**TASK DETAILS**
Exactly reproduce each line of the listing that follows.
________________
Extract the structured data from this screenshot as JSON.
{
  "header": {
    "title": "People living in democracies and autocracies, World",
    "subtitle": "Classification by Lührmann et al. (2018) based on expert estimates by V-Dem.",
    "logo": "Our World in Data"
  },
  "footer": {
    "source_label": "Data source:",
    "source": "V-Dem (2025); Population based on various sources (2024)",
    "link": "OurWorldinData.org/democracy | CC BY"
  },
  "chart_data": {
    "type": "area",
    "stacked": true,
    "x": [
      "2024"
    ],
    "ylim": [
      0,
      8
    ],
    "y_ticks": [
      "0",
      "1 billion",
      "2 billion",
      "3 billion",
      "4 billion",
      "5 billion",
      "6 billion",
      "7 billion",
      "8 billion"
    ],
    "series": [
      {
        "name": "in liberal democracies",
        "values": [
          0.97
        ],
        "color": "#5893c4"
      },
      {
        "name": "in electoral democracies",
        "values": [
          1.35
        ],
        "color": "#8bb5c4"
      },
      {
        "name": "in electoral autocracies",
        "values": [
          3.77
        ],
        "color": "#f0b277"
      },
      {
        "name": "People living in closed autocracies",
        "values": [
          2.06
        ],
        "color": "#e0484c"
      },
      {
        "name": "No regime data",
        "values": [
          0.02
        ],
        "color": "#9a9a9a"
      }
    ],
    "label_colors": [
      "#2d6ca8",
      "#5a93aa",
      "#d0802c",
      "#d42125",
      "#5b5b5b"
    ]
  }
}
________________
**EXERCISE ANSWER**
Extract the structured data from this screenshot as JSON.
{
  "header": {
    "title": "People living in democracies and autocracies, World",
    "subtitle": "Classification by Lührmann et al. (2018) based on expert estimates by V-Dem.",
    "logo": "Our World in Data"
  },
  "footer": {
    "source_label": "Data source:",
    "source": "V-Dem (2025); Population based on various sources (2024)",
    "link": "OurWorldinData.org/democracy | CC BY"
  },
  "chart_data": {
    "type": "area",
    "stacked": true,
    "x": [
      "2024"
    ],
    "ylim": [
      0,
      8
    ],
    "y_ticks": [
      "0",
      "1 billion",
      "2 billion",
      "3 billion",
      "4 billion",
      "5 billion",
      "6 billion",
      "7 billion",
      "8 billion"
    ],
    "series": [
      {
        "name": "in liberal democracies",
        "values": [
          0.97
        ],
        "color": "#5893c4"
      },
      {
        "name": "in electoral democracies",
        "values": [
          1.35
        ],
        "color": "#8bb5c4"
      },
      {
        "name": "in electoral autocracies",
        "values": [
          3.77
        ],
        "color": "#f0b277"
      },
      {
        "name": "People living in closed autocracies",
        "values": [
          2.06
        ],
        "color": "#e0484c"
      },
      {
        "name": "No regime data",
        "values": [
          0.02
        ],
        "color": "#9a9a9a"
      }
    ],
    "label_colors": [
      "#2d6ca8",
      "#5a93aa",
      "#d0802c",
      "#d42125",
      "#5b5b5b"
    ]
  }
}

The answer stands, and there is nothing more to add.